→ **WHAT TO PRODUCE**: Repeat each line word for word.

→ **DATASET**:
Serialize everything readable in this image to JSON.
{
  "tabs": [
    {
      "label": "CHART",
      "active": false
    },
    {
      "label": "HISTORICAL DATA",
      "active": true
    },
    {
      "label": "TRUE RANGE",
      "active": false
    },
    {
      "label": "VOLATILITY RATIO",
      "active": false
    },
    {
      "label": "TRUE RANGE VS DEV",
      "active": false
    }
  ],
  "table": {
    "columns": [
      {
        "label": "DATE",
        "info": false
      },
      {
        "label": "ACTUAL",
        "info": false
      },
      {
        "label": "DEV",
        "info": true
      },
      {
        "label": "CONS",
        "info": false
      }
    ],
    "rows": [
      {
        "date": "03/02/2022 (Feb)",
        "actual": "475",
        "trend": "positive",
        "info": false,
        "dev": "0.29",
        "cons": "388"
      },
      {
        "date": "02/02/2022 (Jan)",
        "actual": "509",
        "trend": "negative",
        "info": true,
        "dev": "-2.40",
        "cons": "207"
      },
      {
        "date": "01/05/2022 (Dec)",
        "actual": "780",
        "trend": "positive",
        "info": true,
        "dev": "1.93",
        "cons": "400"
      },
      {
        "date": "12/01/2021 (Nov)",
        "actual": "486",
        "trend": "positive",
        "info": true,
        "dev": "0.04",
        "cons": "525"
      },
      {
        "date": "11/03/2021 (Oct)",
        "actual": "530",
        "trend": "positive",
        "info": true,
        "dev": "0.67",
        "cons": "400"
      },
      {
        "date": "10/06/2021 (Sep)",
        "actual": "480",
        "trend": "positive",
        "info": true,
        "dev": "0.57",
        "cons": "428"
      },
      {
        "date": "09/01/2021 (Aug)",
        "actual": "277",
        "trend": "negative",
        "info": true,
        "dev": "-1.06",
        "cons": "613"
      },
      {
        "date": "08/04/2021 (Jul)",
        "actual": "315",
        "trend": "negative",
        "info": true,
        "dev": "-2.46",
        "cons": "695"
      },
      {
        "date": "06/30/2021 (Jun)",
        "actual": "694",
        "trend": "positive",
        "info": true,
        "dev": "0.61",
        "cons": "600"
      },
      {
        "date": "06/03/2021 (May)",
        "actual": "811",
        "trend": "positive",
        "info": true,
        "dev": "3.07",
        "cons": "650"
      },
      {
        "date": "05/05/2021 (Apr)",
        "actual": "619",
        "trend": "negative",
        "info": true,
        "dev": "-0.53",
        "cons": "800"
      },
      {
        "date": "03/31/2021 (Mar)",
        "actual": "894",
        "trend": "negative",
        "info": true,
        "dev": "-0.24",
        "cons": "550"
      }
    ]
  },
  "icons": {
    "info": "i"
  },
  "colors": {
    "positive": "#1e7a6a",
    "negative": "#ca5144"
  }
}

→ **COMPLETE RESPONSE**:
Serialize everything readable in this image to JSON.
{
  "tabs": [
    {
      "label": "CHART",
      "active": false
    },
    {
      "label": "HISTORICAL DATA",
      "active": true
    },
    {
      "label": "TRUE RANGE",
      "active": false
    },
    {
      "label": "VOLATILITY RATIO",
      "active": false
    },
    {
      "label": "TRUE RANGE VS DEV",
      "active": false
    }
  ],
  "table": {
    "columns": [
      {
        "label": "DATE",
        "info": false
      },
      {
        "label": "ACTUAL",
        "info": false
      },
      {
        "label": "DEV",
        "info": true
      },
      {
        "label": "CONS",
        "info": false
      }
    ],
    "rows": [
      {
        "date": "03/02/2022 (Feb)",
        "actual": "475",
        "trend": "positive",
        "info": false,
        "dev": "0.29",
        "cons": "388"
      },
      {
        "date": "02/02/2022 (Jan)",
        "actual": "509",
        "trend": "negative",
        "info": true,
        "dev": "-2.40",
        "cons": "207"
      },
      {
        "date": "01/05/2022 (Dec)",
        "actual": "780",
        "trend": "positive",
        "info": true,
        "dev": "1.93",
        "cons": "400"
      },
      {
        "date": "12/01/2021 (Nov)",
        "actual": "486",
        "trend": "positive",
        "info": true,
        "dev": "0.04",
        "cons": "525"
      },
      {
        "date": "11/03/2021 (Oct)",
        "actual": "530",
        "trend": "positive",
        "info": true,
        "dev": "0.67",
        "cons": "400"
      },
      {
        "date": "10/06/2021 (Sep)",
        "actual": "480",
        "trend": "positive",
        "info": true,
        "dev": "0.57",
        "cons": "428"
      },
      {
        "date": "09/01/2021 (Aug)",
        "actual": "277",
        "trend": "negative",
        "info": true,
        "dev": "-1.06",
        "cons": "613"
      },
      {
        "date": "08/04/2021 (Jul)",
        "actual": "315",
        "trend": "negative",
        "info": true,
        "dev": "-2.46",
        "cons": "695"
      },
      {
        "date": "06/30/2021 (Jun)",
        "actual": "694",
        "trend": "positive",
        "info": true,
        "dev": "0.61",
        "cons": "600"
      },
      {
        "date": "06/03/2021 (May)",
        "actual": "811",
        "trend": "positive",
        "info": true,
        "dev": "3.07",
        "cons": "650"
      },
      {
        "date": "05/05/2021 (Apr)",
        "actual": "619",
        "trend": "negative",
        "info": true,
        "dev": "-0.53",
        "cons": "800"
      },
      {
        "date": "03/31/2021 (Mar)",
        "actual": "894",
        "trend": "negative",
        "info": true,
        "dev": "-0.24",
        "cons": "550"
      }
    ]
  },
  "icons": {
    "info": "i"
  },
  "colors": {
    "positive": "#1e7a6a",
    "negative": "#ca5144"
  }
}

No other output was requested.